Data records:
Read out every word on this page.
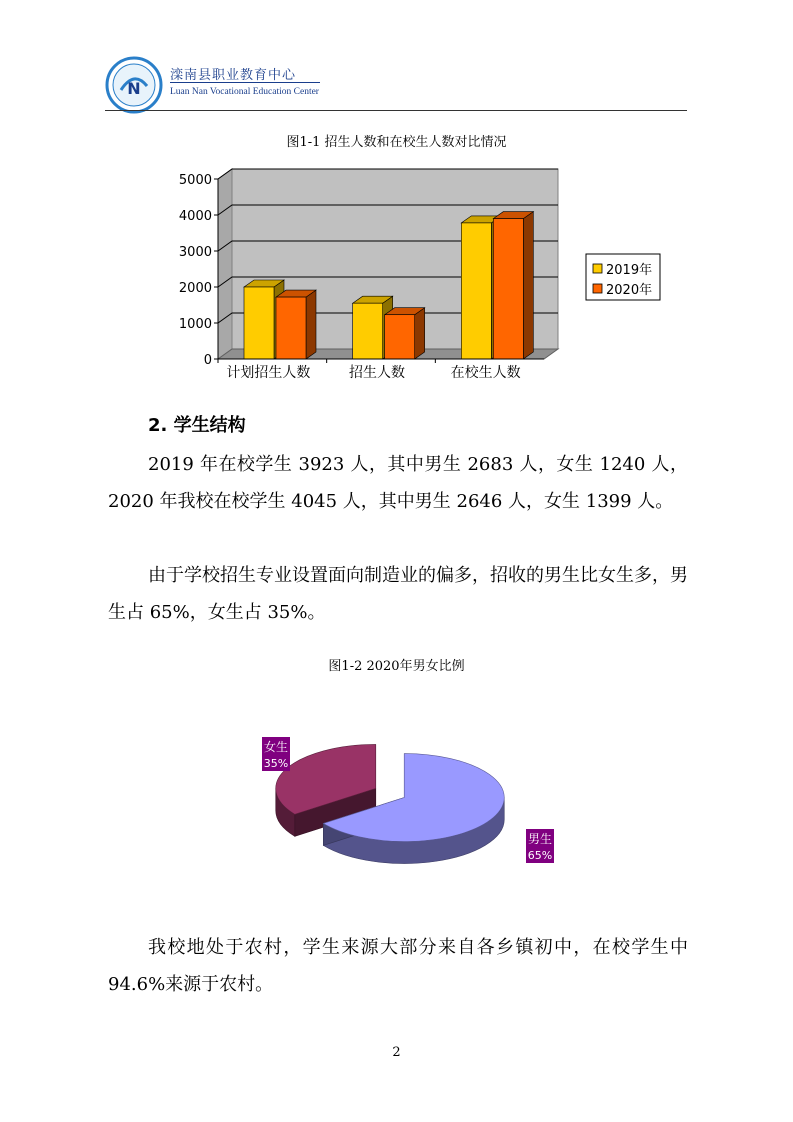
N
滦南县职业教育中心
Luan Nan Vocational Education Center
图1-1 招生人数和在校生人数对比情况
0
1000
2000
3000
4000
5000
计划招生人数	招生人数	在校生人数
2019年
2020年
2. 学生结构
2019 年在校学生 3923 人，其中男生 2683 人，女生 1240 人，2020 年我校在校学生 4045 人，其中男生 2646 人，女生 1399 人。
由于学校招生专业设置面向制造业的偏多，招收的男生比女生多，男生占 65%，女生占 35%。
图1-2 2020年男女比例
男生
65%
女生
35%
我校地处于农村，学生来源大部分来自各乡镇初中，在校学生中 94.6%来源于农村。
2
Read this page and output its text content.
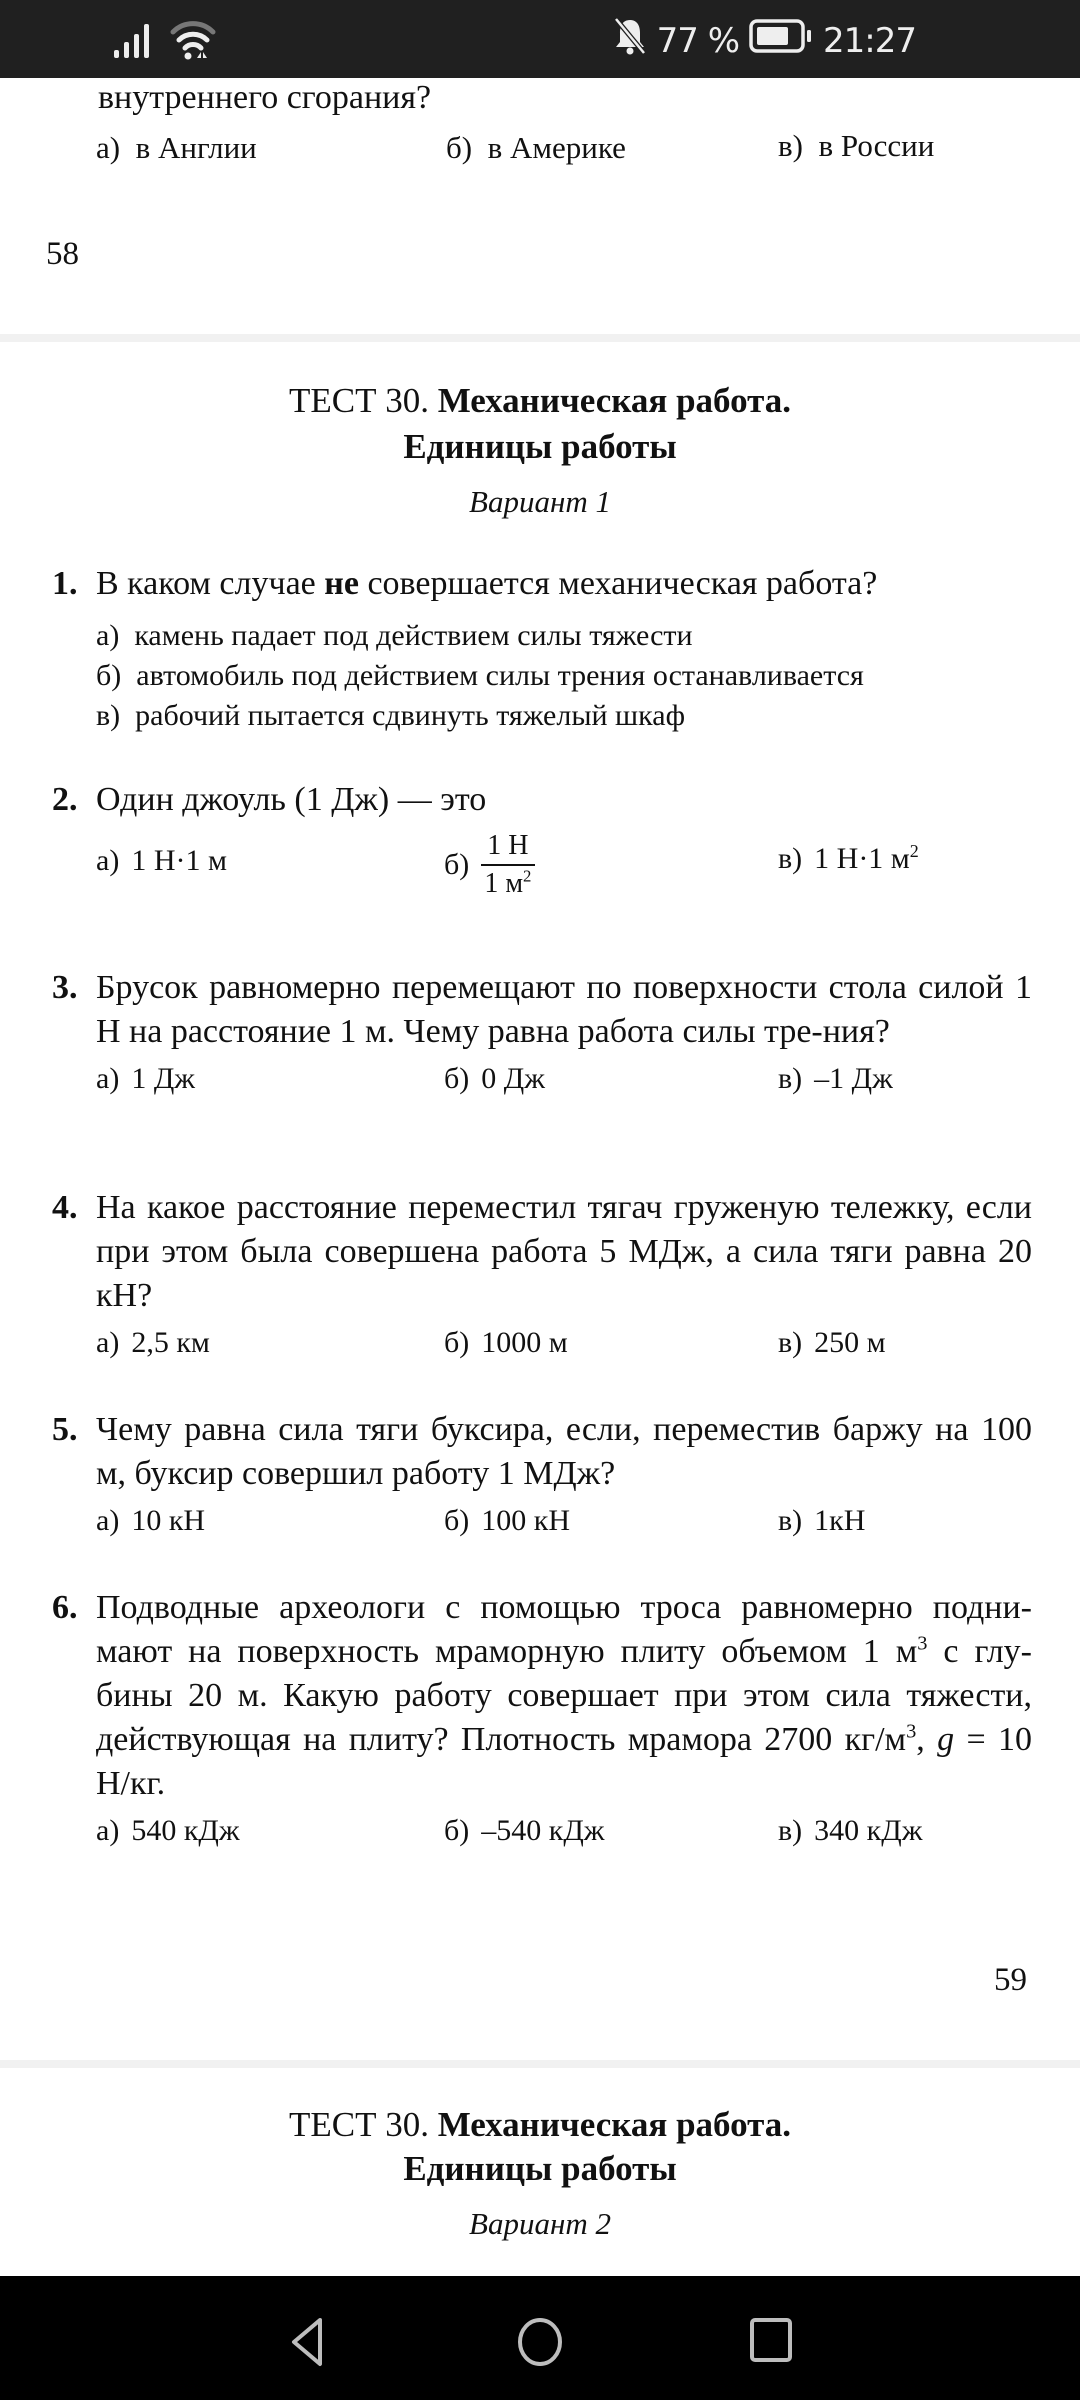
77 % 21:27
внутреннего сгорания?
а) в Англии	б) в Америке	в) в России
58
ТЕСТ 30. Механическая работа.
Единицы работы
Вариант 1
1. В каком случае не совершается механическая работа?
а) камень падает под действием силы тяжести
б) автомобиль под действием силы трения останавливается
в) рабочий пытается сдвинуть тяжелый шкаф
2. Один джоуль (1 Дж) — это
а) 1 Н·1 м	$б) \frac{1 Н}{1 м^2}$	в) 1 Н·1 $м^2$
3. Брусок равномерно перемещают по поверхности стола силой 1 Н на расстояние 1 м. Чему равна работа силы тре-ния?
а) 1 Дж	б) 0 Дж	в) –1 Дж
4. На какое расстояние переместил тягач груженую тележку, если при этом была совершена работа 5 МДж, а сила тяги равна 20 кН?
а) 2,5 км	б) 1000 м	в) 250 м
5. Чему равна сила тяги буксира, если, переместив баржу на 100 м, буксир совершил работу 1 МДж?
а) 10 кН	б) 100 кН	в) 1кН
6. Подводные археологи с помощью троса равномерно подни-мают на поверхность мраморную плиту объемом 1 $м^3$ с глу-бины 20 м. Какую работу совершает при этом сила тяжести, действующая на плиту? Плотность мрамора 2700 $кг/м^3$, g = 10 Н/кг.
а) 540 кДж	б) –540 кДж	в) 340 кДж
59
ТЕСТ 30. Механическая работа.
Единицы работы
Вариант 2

_EXERCISE TASK_: Where a line above holds the string "силы", show that line.

_EXERCISE ANSWER_:
а) камень падает под действием силы тяжести
б) автомобиль под действием силы трения останавливается
3. Брусок равномерно перемещают по поверхности стола силой 1 Н на расстояние 1 м. Чему равна работа силы тре-ния?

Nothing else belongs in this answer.